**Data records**
>>>>
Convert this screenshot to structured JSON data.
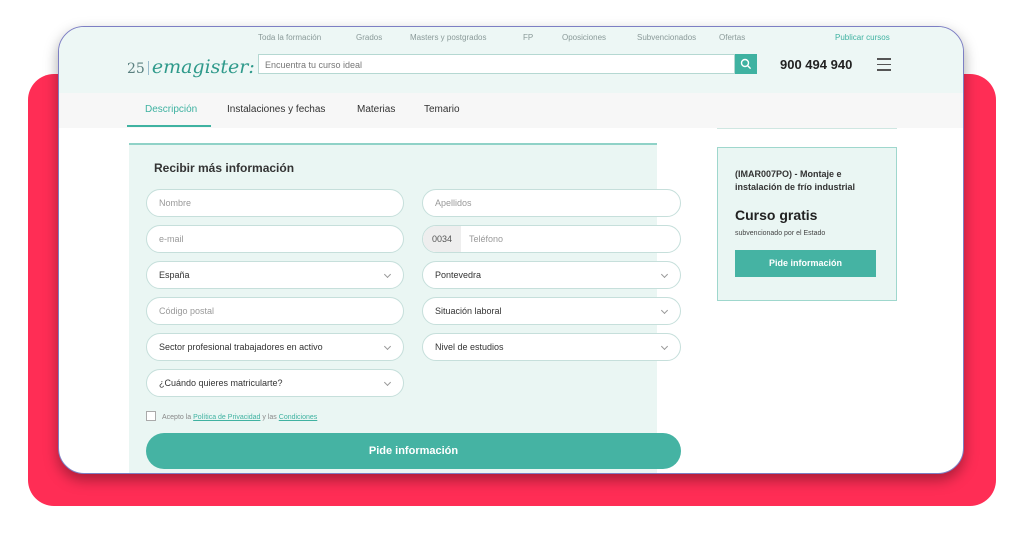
{
  "topnav": {
    "items": [
      "Toda la formación",
      "Grados",
      "Masters y postgrados",
      "FP",
      "Oposiciones",
      "Subvencionados",
      "Ofertas"
    ],
    "publish": "Publicar cursos"
  },
  "logo": {
    "number": "25",
    "brand": "emagister:"
  },
  "search": {
    "placeholder": "Encuentra tu curso ideal"
  },
  "phone": "900 494 940",
  "tabs": [
    {
      "label": "Descripción",
      "active": true
    },
    {
      "label": "Instalaciones y fechas",
      "active": false
    },
    {
      "label": "Materias",
      "active": false
    },
    {
      "label": "Temario",
      "active": false
    }
  ],
  "form": {
    "title": "Recibir más información",
    "nombre": "Nombre",
    "apellidos": "Apellidos",
    "email": "e-mail",
    "phone_prefix": "0034",
    "telefono": "Teléfono",
    "pais": "España",
    "provincia": "Pontevedra",
    "codigo_postal": "Código postal",
    "situacion": "Situación laboral",
    "sector": "Sector profesional trabajadores en activo",
    "nivel": "Nivel de estudios",
    "cuando": "¿Cuándo quieres matricularte?",
    "consent_prefix": "Acepto la ",
    "privacy_link": "Política de Privacidad",
    "consent_mid": " y las ",
    "conditions_link": "Condiciones",
    "submit": "Pide información"
  },
  "sidebar": {
    "title": "(IMAR007PO) - Montaje e instalación de frío industrial",
    "price": "Curso gratis",
    "subtitle": "subvencionado por el Estado",
    "button": "Pide información"
  },
  "colors": {
    "accent": "#3fb2a1",
    "frame": "#ff2d55",
    "panel": "#eaf6f3"
  }
}
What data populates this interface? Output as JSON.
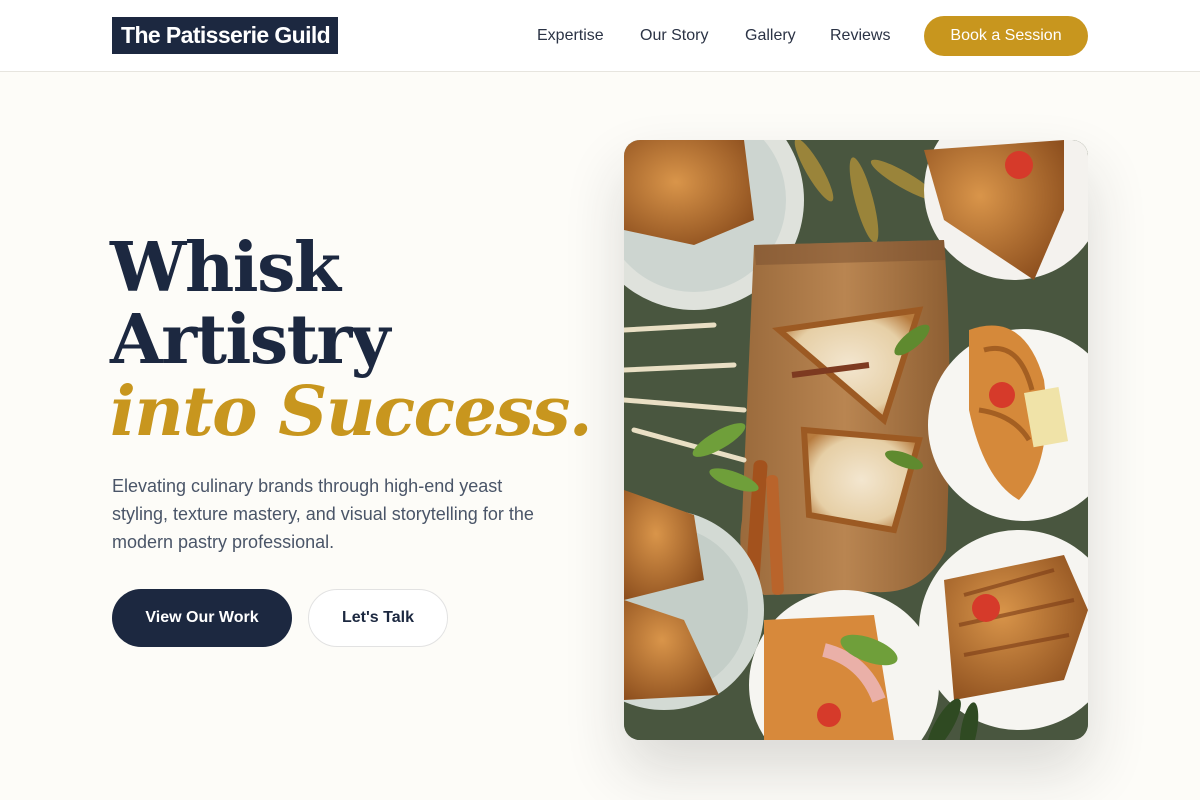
{
  "brand": {
    "name": "The Patisserie Guild"
  },
  "nav": {
    "items": [
      {
        "label": "Expertise"
      },
      {
        "label": "Our Story"
      },
      {
        "label": "Gallery"
      },
      {
        "label": "Reviews"
      }
    ],
    "cta": "Book a Session"
  },
  "hero": {
    "title_line1": "Whisk",
    "title_line2": "Artistry",
    "title_accent": "into Success.",
    "subtitle": "Elevating culinary brands through high-end yeast styling, texture mastery, and visual storytelling for the modern pastry professional.",
    "primary_button": "View Our Work",
    "secondary_button": "Let's Talk",
    "image_subject": "overhead-sandwich-platter-photo"
  },
  "colors": {
    "navy": "#1c2840",
    "gold": "#c8961e",
    "background": "#fdfcf8"
  }
}
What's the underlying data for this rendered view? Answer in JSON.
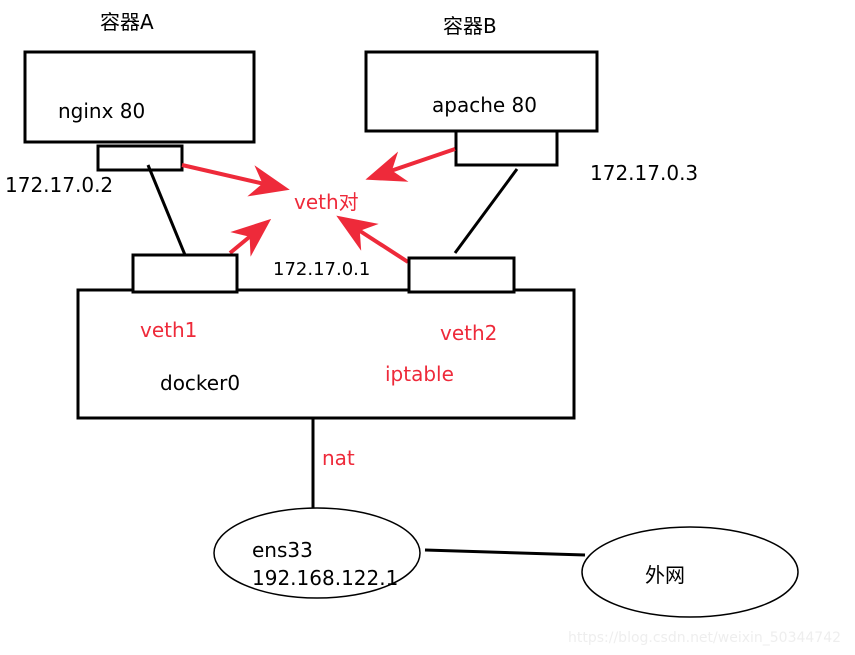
{
  "container_a": {
    "title": "容器A",
    "service": "nginx 80",
    "ip": "172.17.0.2"
  },
  "container_b": {
    "title": "容器B",
    "service": "apache 80",
    "ip": "172.17.0.3"
  },
  "veth_pair_label": "veth对",
  "bridge": {
    "name": "docker0",
    "ip": "172.17.0.1",
    "veth1": "veth1",
    "veth2": "veth2",
    "iptable": "iptable"
  },
  "nat_label": "nat",
  "host_nic": {
    "name": "ens33",
    "ip": "192.168.122.1"
  },
  "external": "外网",
  "watermark": "https://blog.csdn.net/weixin_50344742",
  "colors": {
    "annotation": "#ee2a3a",
    "line": "#000000"
  }
}
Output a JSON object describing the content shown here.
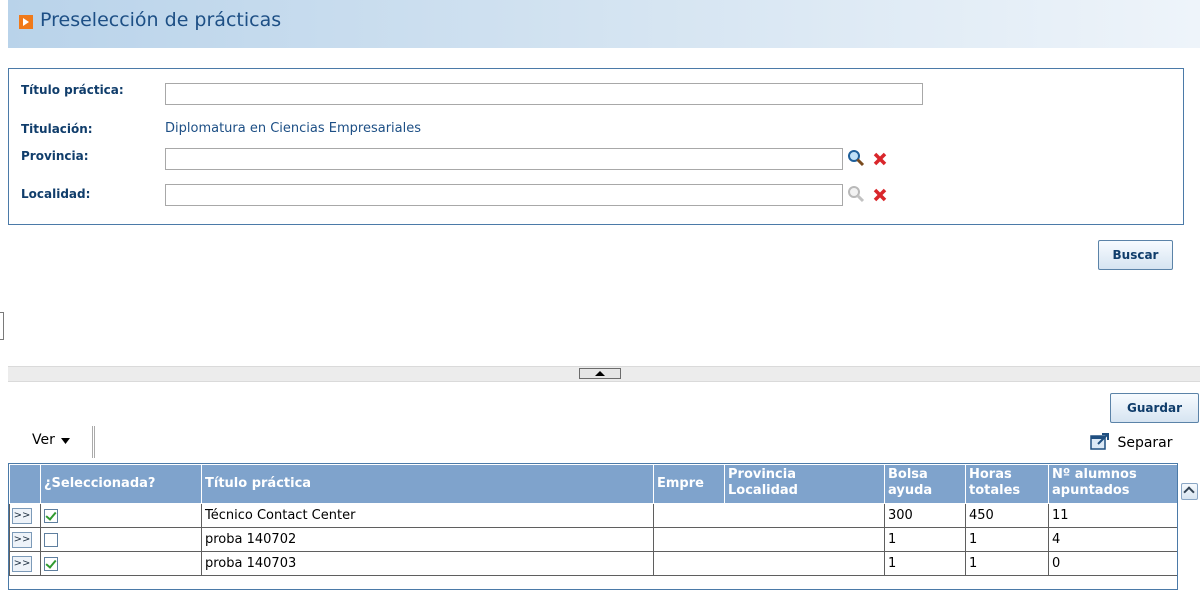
{
  "page": {
    "title": "Preselección de prácticas"
  },
  "form": {
    "titulo_label": "Título práctica:",
    "titulo_value": "",
    "titulacion_label": "Titulación:",
    "titulacion_value": "Diplomatura en Ciencias Empresariales",
    "provincia_label": "Provincia:",
    "provincia_value": "",
    "localidad_label": "Localidad:",
    "localidad_value": ""
  },
  "buttons": {
    "buscar": "Buscar",
    "guardar": "Guardar"
  },
  "toolbar": {
    "ver": "Ver",
    "separar": "Separar"
  },
  "grid": {
    "headers": {
      "seleccionada": "¿Seleccionada?",
      "titulo": "Título práctica",
      "empresa": "Empre",
      "provincia": "Provincia",
      "localidad": "Localidad",
      "bolsa1": "Bolsa",
      "bolsa2": "ayuda",
      "horas1": "Horas",
      "horas2": "totales",
      "alumnos1": "Nº alumnos",
      "alumnos2": "apuntados"
    },
    "expand_label": ">>",
    "rows": [
      {
        "selected": true,
        "titulo": "Técnico Contact Center",
        "bolsa": "300",
        "horas": "450",
        "alumnos": "11"
      },
      {
        "selected": false,
        "titulo": "proba 140702",
        "bolsa": "1",
        "horas": "1",
        "alumnos": "4"
      },
      {
        "selected": true,
        "titulo": "proba 140703",
        "bolsa": "1",
        "horas": "1",
        "alumnos": "0"
      }
    ]
  },
  "icons": {
    "marker": "orange-arrow-icon",
    "search": "magnifier-icon",
    "clear": "red-x-icon",
    "separar": "detach-window-icon",
    "dropdown": "caret-down-icon"
  },
  "colors": {
    "accent": "#1d4f85",
    "header_bg": "#7fa3cc",
    "marker": "#f07a1a",
    "clear": "#d9262b"
  }
}
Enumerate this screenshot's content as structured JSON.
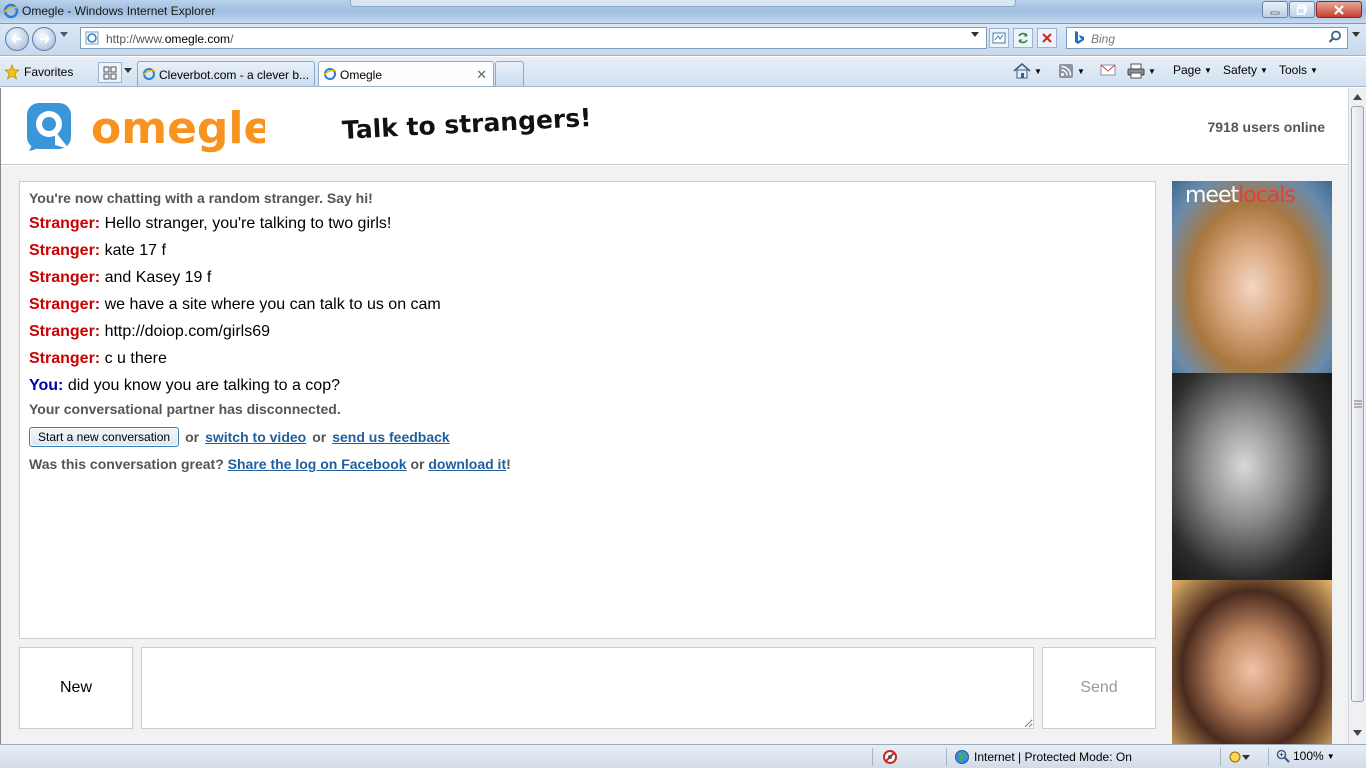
{
  "window": {
    "title": "Omegle - Windows Internet Explorer"
  },
  "address_bar": {
    "url_prefix": "http://www.",
    "url_domain": "omegle.com",
    "url_suffix": "/"
  },
  "search": {
    "placeholder": "Bing"
  },
  "favorites_bar": {
    "favorites_label": "Favorites"
  },
  "tabs": [
    {
      "label": "Cleverbot.com - a clever b...",
      "active": false
    },
    {
      "label": "Omegle",
      "active": true
    }
  ],
  "command_bar": {
    "page_label": "Page",
    "safety_label": "Safety",
    "tools_label": "Tools"
  },
  "site": {
    "logo_text": "omegle",
    "tagline": "Talk to strangers!",
    "users_online_count": "7918",
    "users_online_suffix": "users online"
  },
  "chat": {
    "intro": "You're now chatting with a random stranger. Say hi!",
    "messages": [
      {
        "who": "Stranger:",
        "text": "Hello stranger, you're talking to two girls!"
      },
      {
        "who": "Stranger:",
        "text": "kate 17 f"
      },
      {
        "who": "Stranger:",
        "text": "and Kasey 19 f"
      },
      {
        "who": "Stranger:",
        "text": "we have a site where you can talk to us on cam"
      },
      {
        "who": "Stranger:",
        "text": "http://doiop.com/girls69"
      },
      {
        "who": "Stranger:",
        "text": "c u there"
      },
      {
        "who": "You:",
        "text": "did you know you are talking to a cop?"
      }
    ],
    "disconnected": "Your conversational partner has disconnected.",
    "restart_button": "Start a new conversation",
    "or_1": "or",
    "switch_video_link": "switch to video",
    "or_2": "or",
    "feedback_link": "send us feedback",
    "great_prompt": "Was this conversation great?",
    "share_link": "Share the log on Facebook",
    "or_3": "or",
    "download_link": "download it",
    "exclaim": "!"
  },
  "controls": {
    "new_button": "New",
    "send_button": "Send",
    "message_value": ""
  },
  "ad": {
    "brand_part1": "meet",
    "brand_part2": "locals"
  },
  "status_bar": {
    "zone_text": "Internet | Protected Mode: On",
    "zoom": "100%"
  },
  "colors": {
    "stranger": "#cc0000",
    "you": "#0000aa",
    "logo_blue": "#3a95d9",
    "logo_orange": "#f7931e",
    "link": "#1f5f9f"
  }
}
<<<<
**DIRECTIONS**
For the entries above, count the lines that contain the string "proba", and state that number without further comment.

**PROBLEM SOLUTION**
2